-------- INPUT ROWS

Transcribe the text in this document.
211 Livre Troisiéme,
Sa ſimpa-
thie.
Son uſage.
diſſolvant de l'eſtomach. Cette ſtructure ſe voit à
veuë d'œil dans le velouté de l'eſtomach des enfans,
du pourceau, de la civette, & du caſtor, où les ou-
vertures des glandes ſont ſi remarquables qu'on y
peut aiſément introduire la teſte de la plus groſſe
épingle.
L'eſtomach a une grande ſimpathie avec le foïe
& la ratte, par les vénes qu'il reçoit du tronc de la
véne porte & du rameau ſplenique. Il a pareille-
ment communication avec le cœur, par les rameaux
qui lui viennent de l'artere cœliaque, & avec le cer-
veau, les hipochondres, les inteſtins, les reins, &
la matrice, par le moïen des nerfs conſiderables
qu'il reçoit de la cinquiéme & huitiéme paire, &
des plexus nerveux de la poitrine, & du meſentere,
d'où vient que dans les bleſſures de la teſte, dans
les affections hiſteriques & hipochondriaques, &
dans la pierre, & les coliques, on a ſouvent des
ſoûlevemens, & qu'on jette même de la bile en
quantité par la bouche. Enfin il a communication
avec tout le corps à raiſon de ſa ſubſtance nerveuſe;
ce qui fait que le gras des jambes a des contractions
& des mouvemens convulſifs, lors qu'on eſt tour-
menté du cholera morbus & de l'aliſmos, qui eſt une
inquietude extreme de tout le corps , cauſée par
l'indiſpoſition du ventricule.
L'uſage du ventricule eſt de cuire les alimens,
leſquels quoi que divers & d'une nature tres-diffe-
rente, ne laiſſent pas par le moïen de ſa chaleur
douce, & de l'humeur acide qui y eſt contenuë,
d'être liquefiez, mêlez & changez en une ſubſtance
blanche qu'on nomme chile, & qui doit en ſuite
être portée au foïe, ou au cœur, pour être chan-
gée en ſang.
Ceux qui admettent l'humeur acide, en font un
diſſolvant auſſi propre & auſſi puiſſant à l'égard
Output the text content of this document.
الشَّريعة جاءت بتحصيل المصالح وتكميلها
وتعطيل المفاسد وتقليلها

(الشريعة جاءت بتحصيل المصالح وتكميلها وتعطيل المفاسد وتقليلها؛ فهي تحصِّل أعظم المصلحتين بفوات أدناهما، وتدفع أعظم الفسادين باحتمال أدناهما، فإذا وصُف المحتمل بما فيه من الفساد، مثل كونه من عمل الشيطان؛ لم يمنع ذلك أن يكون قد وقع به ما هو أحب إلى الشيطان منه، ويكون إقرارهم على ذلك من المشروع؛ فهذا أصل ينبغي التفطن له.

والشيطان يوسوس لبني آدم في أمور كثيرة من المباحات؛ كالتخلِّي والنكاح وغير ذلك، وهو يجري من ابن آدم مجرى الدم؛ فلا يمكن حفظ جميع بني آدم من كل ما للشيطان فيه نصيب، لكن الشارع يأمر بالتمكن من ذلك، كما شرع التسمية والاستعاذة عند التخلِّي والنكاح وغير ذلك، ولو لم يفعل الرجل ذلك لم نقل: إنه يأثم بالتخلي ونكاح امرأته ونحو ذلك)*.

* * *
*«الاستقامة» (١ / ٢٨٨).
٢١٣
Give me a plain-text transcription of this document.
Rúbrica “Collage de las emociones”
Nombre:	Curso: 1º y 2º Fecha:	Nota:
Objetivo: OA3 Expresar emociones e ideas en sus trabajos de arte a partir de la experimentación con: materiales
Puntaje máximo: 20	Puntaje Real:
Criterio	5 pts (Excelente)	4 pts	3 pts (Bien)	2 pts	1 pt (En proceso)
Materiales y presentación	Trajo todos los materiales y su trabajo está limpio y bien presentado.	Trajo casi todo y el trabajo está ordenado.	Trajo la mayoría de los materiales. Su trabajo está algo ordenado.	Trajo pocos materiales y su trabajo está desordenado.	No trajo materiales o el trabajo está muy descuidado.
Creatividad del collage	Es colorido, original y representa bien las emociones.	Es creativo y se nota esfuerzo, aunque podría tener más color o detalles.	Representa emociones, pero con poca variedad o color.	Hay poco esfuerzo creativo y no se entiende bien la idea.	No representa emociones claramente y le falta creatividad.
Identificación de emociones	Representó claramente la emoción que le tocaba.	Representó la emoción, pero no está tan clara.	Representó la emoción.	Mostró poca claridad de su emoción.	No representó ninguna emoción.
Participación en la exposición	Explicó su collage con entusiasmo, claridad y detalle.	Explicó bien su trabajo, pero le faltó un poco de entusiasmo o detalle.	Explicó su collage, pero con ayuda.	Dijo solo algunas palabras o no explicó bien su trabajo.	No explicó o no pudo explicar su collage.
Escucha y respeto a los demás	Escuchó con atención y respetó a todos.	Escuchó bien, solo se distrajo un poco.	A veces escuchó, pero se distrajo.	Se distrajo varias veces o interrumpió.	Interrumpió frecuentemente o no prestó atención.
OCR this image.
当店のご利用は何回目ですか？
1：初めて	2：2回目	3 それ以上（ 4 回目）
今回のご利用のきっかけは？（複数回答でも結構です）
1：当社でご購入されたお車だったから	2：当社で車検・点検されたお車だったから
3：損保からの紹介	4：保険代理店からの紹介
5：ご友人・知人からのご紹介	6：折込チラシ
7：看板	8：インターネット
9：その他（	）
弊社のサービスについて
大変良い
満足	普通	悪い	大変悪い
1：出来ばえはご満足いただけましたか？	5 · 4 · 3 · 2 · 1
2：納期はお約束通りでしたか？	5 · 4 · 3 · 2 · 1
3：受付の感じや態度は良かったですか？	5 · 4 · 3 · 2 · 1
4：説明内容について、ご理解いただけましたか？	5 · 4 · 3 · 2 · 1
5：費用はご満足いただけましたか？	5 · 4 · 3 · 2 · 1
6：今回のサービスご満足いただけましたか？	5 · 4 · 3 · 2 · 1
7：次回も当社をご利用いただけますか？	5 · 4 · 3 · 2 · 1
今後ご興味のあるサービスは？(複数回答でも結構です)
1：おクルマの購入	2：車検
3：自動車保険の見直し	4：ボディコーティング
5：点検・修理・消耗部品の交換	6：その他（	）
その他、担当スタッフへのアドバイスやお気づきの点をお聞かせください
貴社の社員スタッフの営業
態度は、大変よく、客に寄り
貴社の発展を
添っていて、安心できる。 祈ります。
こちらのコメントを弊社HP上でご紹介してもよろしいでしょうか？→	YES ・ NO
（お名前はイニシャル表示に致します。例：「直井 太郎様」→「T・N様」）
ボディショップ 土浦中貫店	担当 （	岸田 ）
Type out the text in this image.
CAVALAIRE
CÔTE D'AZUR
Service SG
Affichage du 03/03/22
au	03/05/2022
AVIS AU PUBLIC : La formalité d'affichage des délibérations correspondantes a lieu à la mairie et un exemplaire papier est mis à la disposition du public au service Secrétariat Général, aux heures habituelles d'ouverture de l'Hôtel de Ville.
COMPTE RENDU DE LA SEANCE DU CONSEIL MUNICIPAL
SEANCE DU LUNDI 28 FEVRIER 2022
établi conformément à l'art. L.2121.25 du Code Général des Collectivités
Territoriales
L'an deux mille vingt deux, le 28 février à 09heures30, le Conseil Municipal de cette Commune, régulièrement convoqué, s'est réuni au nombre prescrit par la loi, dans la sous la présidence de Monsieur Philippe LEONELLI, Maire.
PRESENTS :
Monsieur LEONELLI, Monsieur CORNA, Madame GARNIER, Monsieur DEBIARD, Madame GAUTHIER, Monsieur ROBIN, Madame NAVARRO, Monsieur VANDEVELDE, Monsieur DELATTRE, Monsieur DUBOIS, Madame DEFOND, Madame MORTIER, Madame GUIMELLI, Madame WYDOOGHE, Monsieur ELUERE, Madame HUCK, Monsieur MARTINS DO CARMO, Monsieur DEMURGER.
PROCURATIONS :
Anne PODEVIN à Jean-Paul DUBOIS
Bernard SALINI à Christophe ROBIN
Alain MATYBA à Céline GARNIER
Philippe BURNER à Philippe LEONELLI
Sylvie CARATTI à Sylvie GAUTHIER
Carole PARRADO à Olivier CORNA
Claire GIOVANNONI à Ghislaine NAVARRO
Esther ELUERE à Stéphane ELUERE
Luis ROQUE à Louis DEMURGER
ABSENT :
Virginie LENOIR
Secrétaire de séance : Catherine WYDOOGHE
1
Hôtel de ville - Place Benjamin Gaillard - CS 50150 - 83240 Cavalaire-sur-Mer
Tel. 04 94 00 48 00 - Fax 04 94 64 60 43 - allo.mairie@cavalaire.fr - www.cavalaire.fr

----------------

_AIM_
Of the lines above, how many contain the word "وتكميلها"? Provide the number and nothing else.

_OUTPUT_
2